Problem statement: Identify all lines below that hold "dashed" and collect them.
:: Dataset rows
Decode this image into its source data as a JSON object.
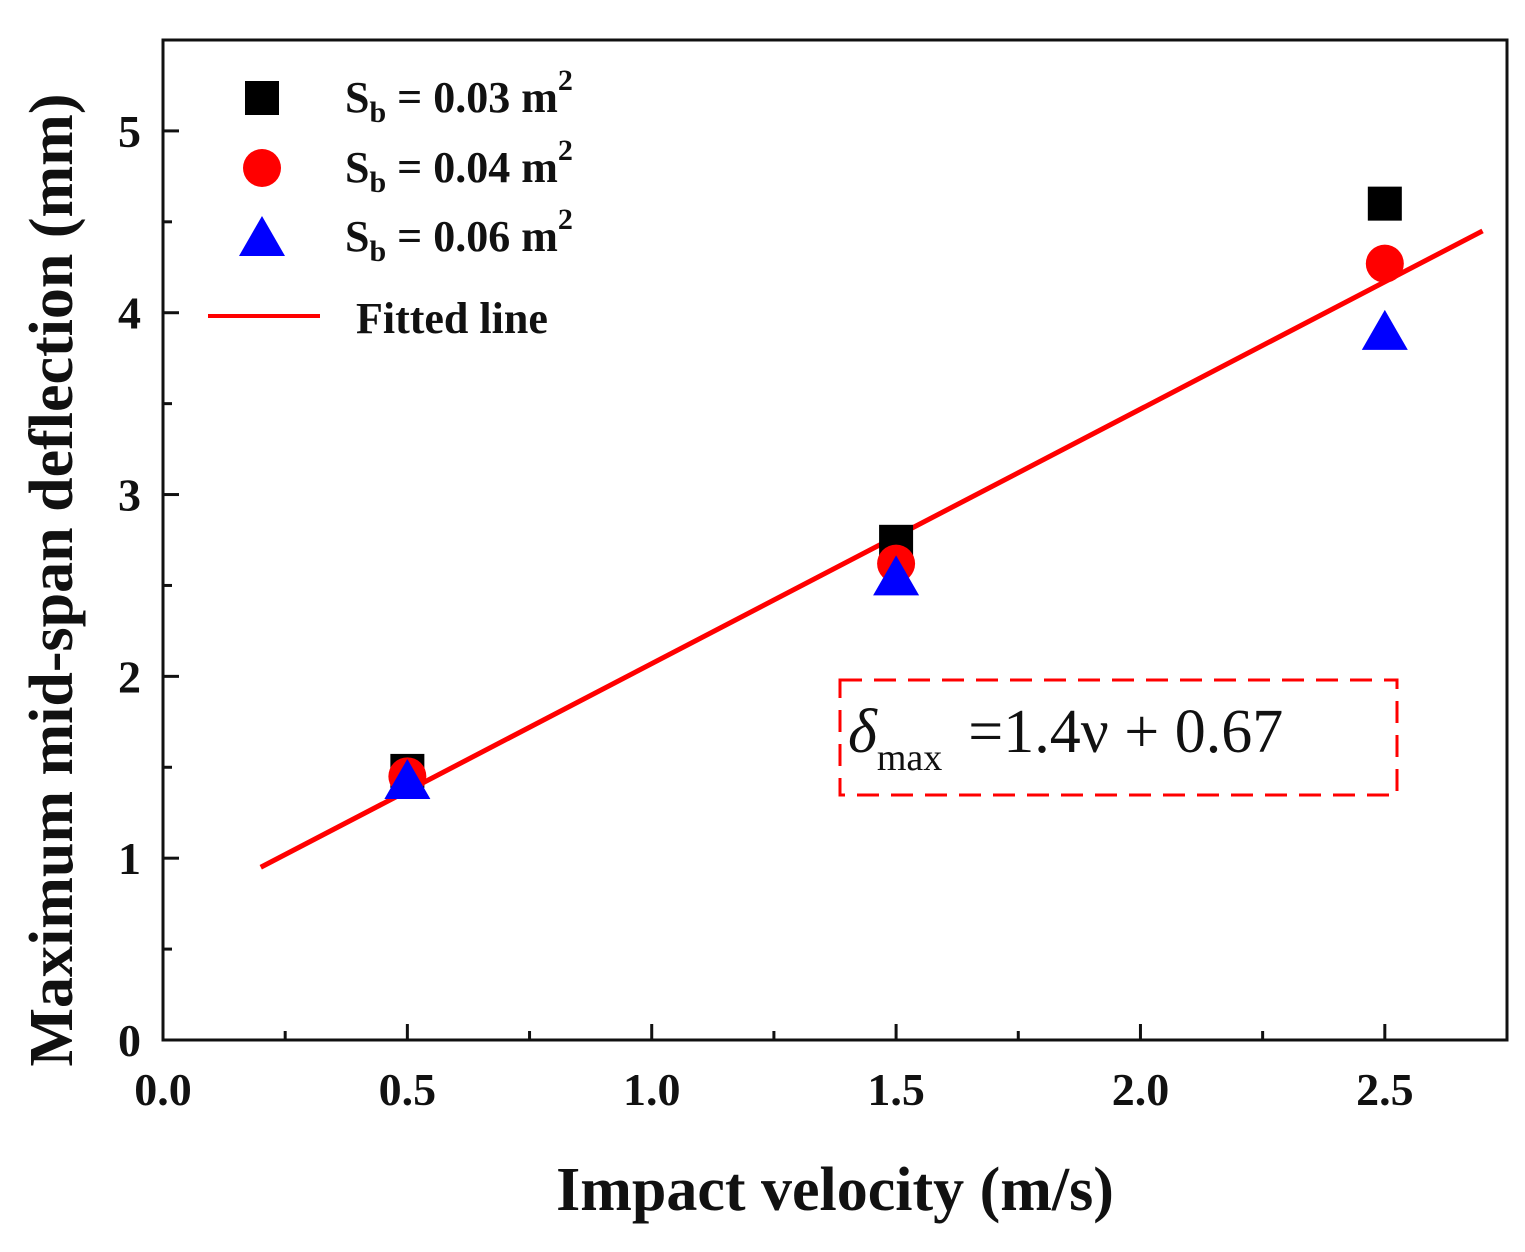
{
  "chart_data": {
    "type": "scatter",
    "title": "",
    "xlabel": "Impact velocity (m/s)",
    "ylabel": "Maximum mid-span deflection (mm)",
    "xlim": [
      0.0,
      2.75
    ],
    "ylim": [
      0,
      5.5
    ],
    "x_ticks": [
      "0.0",
      "0.5",
      "1.0",
      "1.5",
      "2.0",
      "2.5"
    ],
    "y_ticks": [
      "0",
      "1",
      "2",
      "3",
      "4",
      "5"
    ],
    "grid": false,
    "legend_position": "top-left",
    "series": [
      {
        "name": "Sb = 0.03 m2",
        "label_main": "S",
        "label_sub": "b",
        "label_rest": " = 0.03 m",
        "label_sup": "2",
        "marker": "square",
        "color": "#000000",
        "x": [
          0.5,
          1.5,
          2.5
        ],
        "y": [
          1.48,
          2.74,
          4.6
        ]
      },
      {
        "name": "Sb = 0.04 m2",
        "label_main": "S",
        "label_sub": "b",
        "label_rest": " = 0.04 m",
        "label_sup": "2",
        "marker": "circle",
        "color": "#ff0000",
        "x": [
          0.5,
          1.5,
          2.5
        ],
        "y": [
          1.45,
          2.62,
          4.27
        ]
      },
      {
        "name": "Sb = 0.06 m2",
        "label_main": "S",
        "label_sub": "b",
        "label_rest": " = 0.06 m",
        "label_sup": "2",
        "marker": "triangle",
        "color": "#0000ff",
        "x": [
          0.5,
          1.5,
          2.5
        ],
        "y": [
          1.43,
          2.55,
          3.9
        ]
      }
    ],
    "fit": {
      "name": "Fitted line",
      "label": "Fitted line",
      "color": "#ff0000",
      "slope": 1.4,
      "intercept": 0.67,
      "x_range": [
        0.2,
        2.7
      ]
    },
    "annotation": {
      "symbol": "δ",
      "sub": "max",
      "rhs": "=1.4ν + 0.67",
      "box_color": "#ff0000"
    }
  }
}
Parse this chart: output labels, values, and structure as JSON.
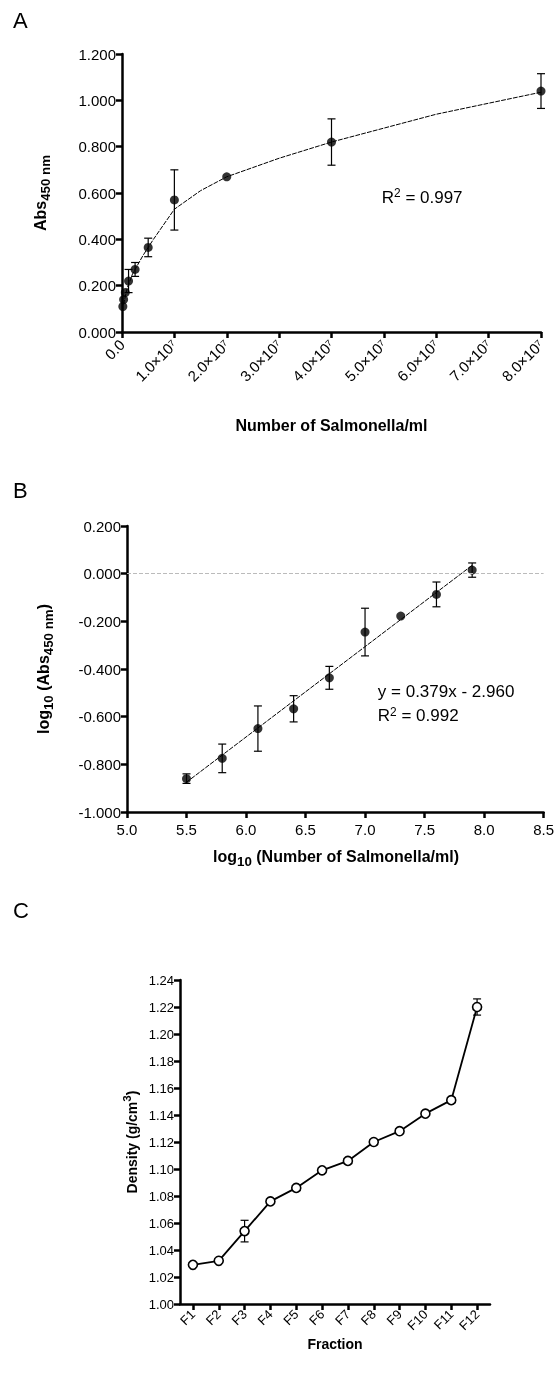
{
  "chart_data": [
    {
      "type": "scatter",
      "title": "A",
      "xlabel": "Number of Salmonella/ml",
      "ylabel": "Abs$_{450 nm}$",
      "xlim": [
        0,
        80000000
      ],
      "xticks": [
        {
          "value": 0,
          "label": "0.0"
        },
        {
          "value": 10000000,
          "label": "1.0×10⁷"
        },
        {
          "value": 20000000,
          "label": "2.0×10⁷"
        },
        {
          "value": 30000000,
          "label": "3.0×10⁷"
        },
        {
          "value": 40000000,
          "label": "4.0×10⁷"
        },
        {
          "value": 50000000,
          "label": "5.0×10⁷"
        },
        {
          "value": 60000000,
          "label": "6.0×10⁷"
        },
        {
          "value": 70000000,
          "label": "7.0×10⁷"
        },
        {
          "value": 80000000,
          "label": "8.0×10⁷"
        }
      ],
      "ylim": [
        0,
        1.2
      ],
      "yticks": [
        {
          "value": 0,
          "label": "0.000"
        },
        {
          "value": 0.2,
          "label": "0.200"
        },
        {
          "value": 0.4,
          "label": "0.400"
        },
        {
          "value": 0.6,
          "label": "0.600"
        },
        {
          "value": 0.8,
          "label": "0.800"
        },
        {
          "value": 1.0,
          "label": "1.000"
        },
        {
          "value": 1.2,
          "label": "1.200"
        }
      ],
      "grid": false,
      "marker": "circle",
      "annotations": [
        "R$^{2}$ = 0.997"
      ],
      "series": [
        {
          "color": "#000000",
          "x": [
            160000,
            310000,
            630000,
            1250000,
            2500000,
            5000000,
            10000000,
            20000000,
            40000000,
            80000000
          ],
          "values": [
            0.11,
            0.14,
            0.17,
            0.22,
            0.27,
            0.365,
            0.57,
            0.67,
            0.82,
            1.04
          ],
          "errors": [
            null,
            null,
            null,
            0.05,
            0.03,
            0.04,
            0.13,
            null,
            0.1,
            0.075
          ]
        },
        {
          "type": "line",
          "color": "#000000",
          "marker": "none",
          "line_style": "dashed",
          "x": [
            300000,
            1000000,
            2000000,
            4000000,
            6000000,
            10000000,
            15000000,
            20000000,
            30000000,
            40000000,
            60000000,
            80000000
          ],
          "values": [
            0.12,
            0.19,
            0.25,
            0.33,
            0.4,
            0.53,
            0.61,
            0.67,
            0.75,
            0.82,
            0.94,
            1.035
          ]
        }
      ]
    },
    {
      "type": "scatter",
      "title": "B",
      "xlabel": "log$_{10}$ (Number of Salmonella/ml)",
      "ylabel": "log$_{10}$ (Abs$_{450 nm}$)",
      "xlim": [
        5.0,
        8.5
      ],
      "xticks": [
        {
          "value": 5,
          "label": "5.0"
        },
        5.5,
        {
          "value": 6,
          "label": "6.0"
        },
        6.5,
        {
          "value": 7,
          "label": "7.0"
        },
        7.5,
        {
          "value": 8,
          "label": "8.0"
        },
        8.5
      ],
      "ylim": [
        -1.0,
        0.2
      ],
      "yticks": [
        {
          "value": -1,
          "label": "-1.000"
        },
        {
          "value": -0.8,
          "label": "-0.800"
        },
        {
          "value": -0.6,
          "label": "-0.600"
        },
        {
          "value": -0.4,
          "label": "-0.400"
        },
        {
          "value": -0.2,
          "label": "-0.200"
        },
        {
          "value": 0,
          "label": "0.000"
        },
        {
          "value": 0.2,
          "label": "0.200"
        }
      ],
      "grid": false,
      "marker": "circle",
      "ref_lines": [
        {
          "axis": "y",
          "value": 0,
          "color": "#bbbbbb",
          "line_style": "dashed"
        }
      ],
      "annotations": [
        "y = 0.379x - 2.960",
        "R$^{2}$ = 0.992"
      ],
      "series": [
        {
          "color": "#000000",
          "x": [
            5.5,
            5.8,
            6.1,
            6.4,
            6.7,
            7.0,
            7.3,
            7.6,
            7.9
          ],
          "values": [
            -0.86,
            -0.775,
            -0.65,
            -0.567,
            -0.437,
            -0.245,
            -0.178,
            -0.087,
            0.015
          ],
          "errors": [
            0.02,
            0.06,
            0.095,
            0.055,
            0.048,
            0.1,
            null,
            0.052,
            0.03
          ]
        },
        {
          "type": "line",
          "color": "#000000",
          "marker": "none",
          "line_style": "dashed",
          "x": [
            5.5,
            7.9
          ],
          "values": [
            -0.875,
            0.035
          ]
        }
      ]
    },
    {
      "type": "line",
      "title": "C",
      "xlabel": "Fraction",
      "ylabel": "Density (g/cm$^{3}$)",
      "categories": [
        "F1",
        "F2",
        "F3",
        "F4",
        "F5",
        "F6",
        "F7",
        "F8",
        "F9",
        "F10",
        "F11",
        "F12"
      ],
      "ylim": [
        1.0,
        1.24
      ],
      "yticks": [
        {
          "value": 1.0,
          "label": "1.00"
        },
        1.02,
        1.04,
        1.06,
        1.08,
        {
          "value": 1.1,
          "label": "1.10"
        },
        1.12,
        1.14,
        1.16,
        1.18,
        {
          "value": 1.2,
          "label": "1.20"
        },
        1.22,
        1.24
      ],
      "grid": false,
      "marker": "circle",
      "line_style": "solid",
      "series": [
        {
          "color": "#000000",
          "values": [
            1.029,
            1.032,
            1.054,
            1.076,
            1.086,
            1.099,
            1.106,
            1.12,
            1.128,
            1.141,
            1.151,
            1.22
          ],
          "errors": [
            null,
            null,
            0.008,
            null,
            null,
            null,
            null,
            0.002,
            null,
            null,
            0.002,
            0.006
          ]
        }
      ]
    }
  ]
}
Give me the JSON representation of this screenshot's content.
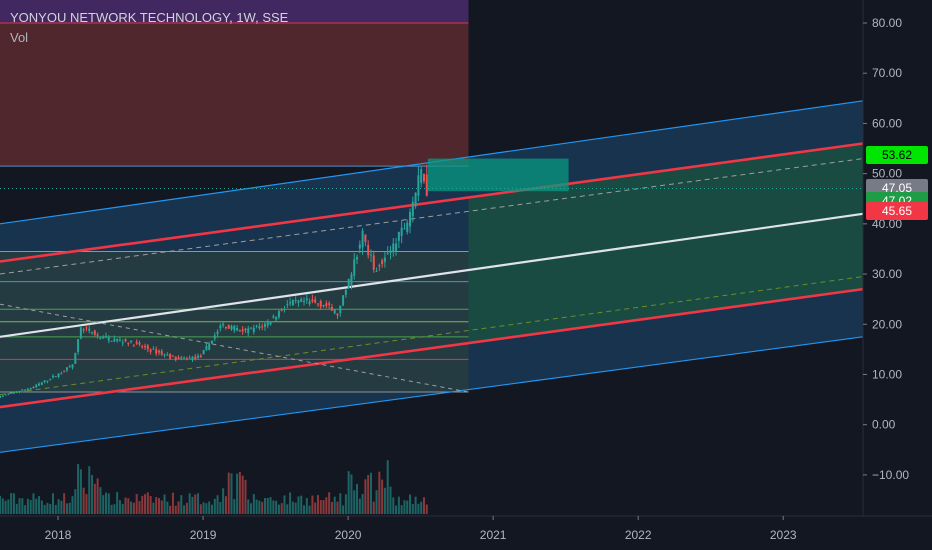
{
  "header": {
    "title": "YONYOU NETWORK TECHNOLOGY, 1W, SSE",
    "indicator": "Vol"
  },
  "colors": {
    "background": "#131722",
    "up": "#26a69a",
    "down": "#ef5350",
    "channel_blue": "#2196f3",
    "channel_red": "#f23645",
    "midline": "#e0e3eb",
    "target_green": "#089981",
    "zone_red": "#5b2a2e",
    "zone_purple": "#4a2c6b"
  },
  "badges": [
    {
      "label": "53.62",
      "value": 53.62,
      "bg": "#00e600",
      "fg": "#000000"
    },
    {
      "label": "47.05",
      "value": 47.05,
      "bg": "#787b86",
      "fg": "#ffffff"
    },
    {
      "label": "47.02",
      "value": 47.02,
      "bg": "#1f9c46",
      "fg": "#ffffff"
    },
    {
      "label": "45.65",
      "value": 45.65,
      "bg": "#f23645",
      "fg": "#ffffff"
    }
  ],
  "chart_data": {
    "type": "candlestick",
    "title": "YONYOU NETWORK TECHNOLOGY, 1W, SSE",
    "x_ticks": [
      "2018",
      "2019",
      "2020",
      "2021",
      "2022",
      "2023"
    ],
    "y_ticks": [
      "80.00",
      "70.00",
      "60.00",
      "50.00",
      "40.00",
      "30.00",
      "20.00",
      "10.00",
      "0.00",
      "−10.00"
    ],
    "ylim": [
      -17,
      84
    ],
    "xlim": [
      2017.6,
      2023.55
    ],
    "grid": false,
    "last_price": 47.05,
    "price_path": [
      [
        2017.6,
        5.5
      ],
      [
        2017.85,
        7.5
      ],
      [
        2018.05,
        10.5
      ],
      [
        2018.12,
        12.0
      ],
      [
        2018.18,
        19.5
      ],
      [
        2018.3,
        17.5
      ],
      [
        2018.5,
        16.5
      ],
      [
        2018.7,
        14.5
      ],
      [
        2018.85,
        13.0
      ],
      [
        2019.0,
        13.5
      ],
      [
        2019.15,
        20.0
      ],
      [
        2019.3,
        18.5
      ],
      [
        2019.45,
        20.0
      ],
      [
        2019.6,
        24.0
      ],
      [
        2019.72,
        24.5
      ],
      [
        2019.85,
        24.0
      ],
      [
        2019.95,
        22.0
      ],
      [
        2020.05,
        31.0
      ],
      [
        2020.12,
        38.0
      ],
      [
        2020.2,
        31.0
      ],
      [
        2020.3,
        34.0
      ],
      [
        2020.42,
        40.0
      ],
      [
        2020.5,
        48.0
      ],
      [
        2020.53,
        51.0
      ],
      [
        2020.56,
        47.0
      ]
    ],
    "channel_lines": [
      {
        "name": "upper-blue",
        "x": [
          2017.6,
          2023.55
        ],
        "y": [
          40.0,
          64.5
        ]
      },
      {
        "name": "upper-red",
        "x": [
          2017.6,
          2023.55
        ],
        "y": [
          32.5,
          56.0
        ]
      },
      {
        "name": "upper-dashed",
        "x": [
          2017.6,
          2023.55
        ],
        "y": [
          30.0,
          53.0
        ]
      },
      {
        "name": "midline",
        "x": [
          2017.6,
          2023.55
        ],
        "y": [
          17.5,
          42.0
        ]
      },
      {
        "name": "lower-dashed",
        "x": [
          2017.6,
          2023.55
        ],
        "y": [
          6.0,
          29.5
        ]
      },
      {
        "name": "lower-red",
        "x": [
          2017.6,
          2023.55
        ],
        "y": [
          3.5,
          27.0
        ]
      },
      {
        "name": "lower-blue",
        "x": [
          2017.6,
          2023.55
        ],
        "y": [
          -5.5,
          17.5
        ]
      }
    ],
    "fib_levels": [
      80.0,
      51.5,
      34.5,
      28.5,
      23.0,
      20.5,
      17.5,
      13.0,
      6.5
    ],
    "zones": [
      {
        "name": "red-zone",
        "x": [
          2017.6,
          2020.83
        ],
        "y": [
          51.5,
          80.0
        ]
      },
      {
        "name": "target-box",
        "x": [
          2020.55,
          2021.52
        ],
        "y": [
          46.5,
          53.0
        ]
      }
    ],
    "volume_profile": "weekly volume bars along the bottom, taller around early 2018, mid 2019 and early 2020"
  }
}
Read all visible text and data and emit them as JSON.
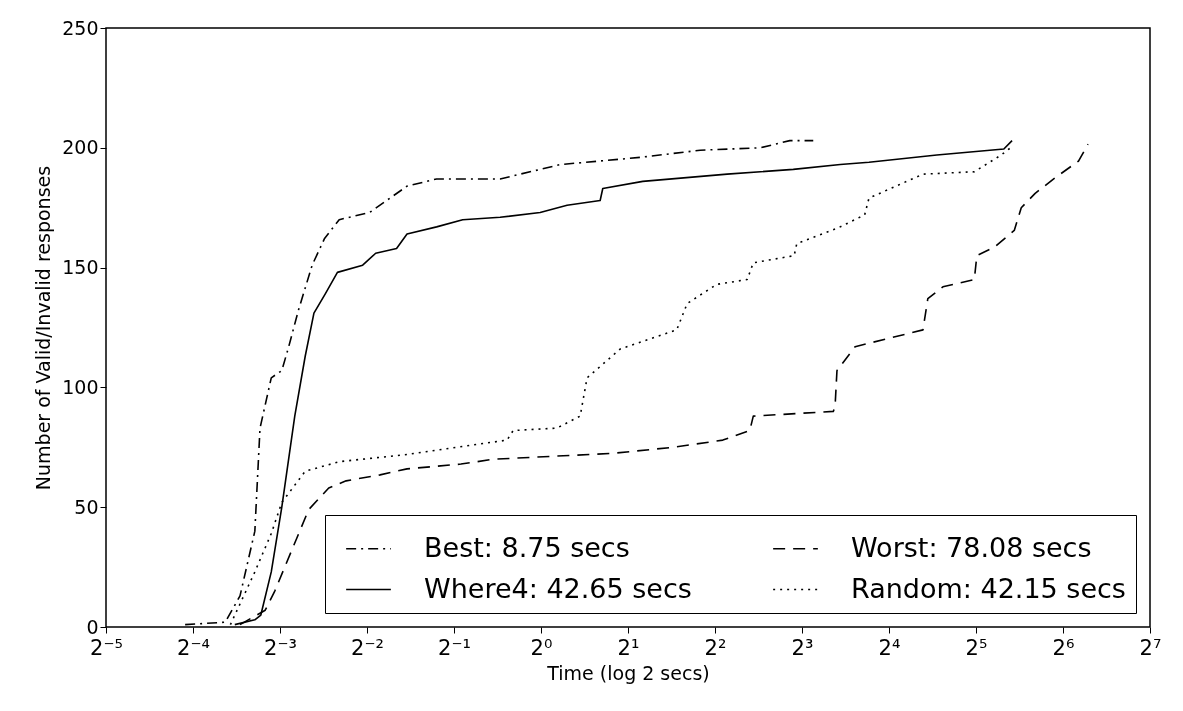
::::
Result of this exercise:
          "line_style": "dashed",
          "line_style": "dashed"
          "line_style": "dashed",
        "name": "upper-dashed",
        "name": "lower-dashed",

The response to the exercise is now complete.